▸ WORK TO DO
Write out the material exactly. Do not include the pictures.

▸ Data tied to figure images
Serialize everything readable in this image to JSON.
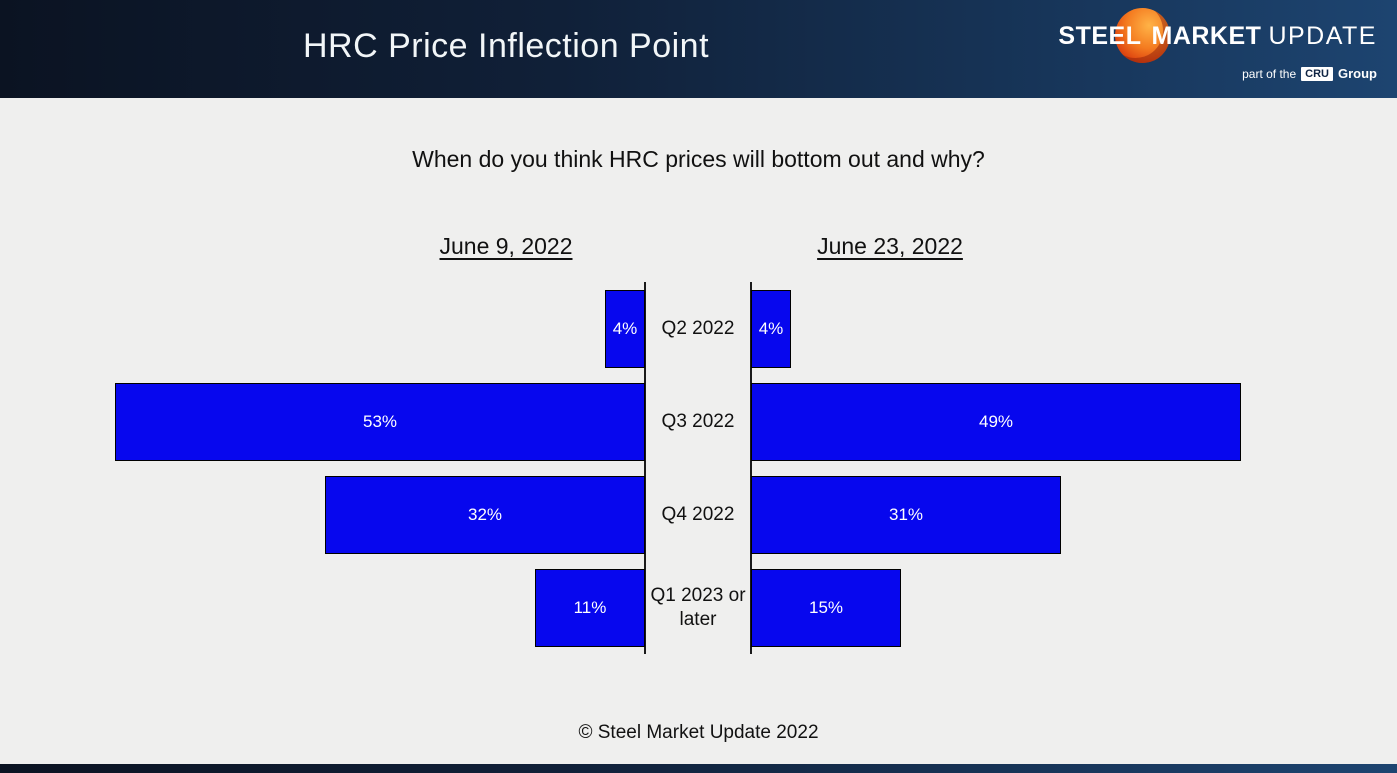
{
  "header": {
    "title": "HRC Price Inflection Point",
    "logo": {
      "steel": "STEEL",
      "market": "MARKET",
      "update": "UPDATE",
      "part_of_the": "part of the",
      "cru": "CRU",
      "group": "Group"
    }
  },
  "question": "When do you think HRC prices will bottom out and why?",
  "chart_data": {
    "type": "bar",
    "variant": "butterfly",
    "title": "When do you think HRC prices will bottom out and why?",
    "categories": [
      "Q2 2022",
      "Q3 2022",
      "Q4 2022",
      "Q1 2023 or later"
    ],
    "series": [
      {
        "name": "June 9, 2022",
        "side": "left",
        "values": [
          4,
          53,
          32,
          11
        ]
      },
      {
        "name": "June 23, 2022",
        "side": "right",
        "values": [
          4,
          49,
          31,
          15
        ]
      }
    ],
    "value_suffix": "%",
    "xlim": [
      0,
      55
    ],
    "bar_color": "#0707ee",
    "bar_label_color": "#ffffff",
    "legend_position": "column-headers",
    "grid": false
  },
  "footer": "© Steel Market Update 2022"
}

▸ COMPLETE OUTPUT
Serialize everything readable in this image to JSON.
{
  "header": {
    "title": "HRC Price Inflection Point",
    "logo": {
      "steel": "STEEL",
      "market": "MARKET",
      "update": "UPDATE",
      "part_of_the": "part of the",
      "cru": "CRU",
      "group": "Group"
    }
  },
  "question": "When do you think HRC prices will bottom out and why?",
  "chart_data": {
    "type": "bar",
    "variant": "butterfly",
    "title": "When do you think HRC prices will bottom out and why?",
    "categories": [
      "Q2 2022",
      "Q3 2022",
      "Q4 2022",
      "Q1 2023 or later"
    ],
    "series": [
      {
        "name": "June 9, 2022",
        "side": "left",
        "values": [
          4,
          53,
          32,
          11
        ]
      },
      {
        "name": "June 23, 2022",
        "side": "right",
        "values": [
          4,
          49,
          31,
          15
        ]
      }
    ],
    "value_suffix": "%",
    "xlim": [
      0,
      55
    ],
    "bar_color": "#0707ee",
    "bar_label_color": "#ffffff",
    "legend_position": "column-headers",
    "grid": false
  },
  "footer": "© Steel Market Update 2022"
}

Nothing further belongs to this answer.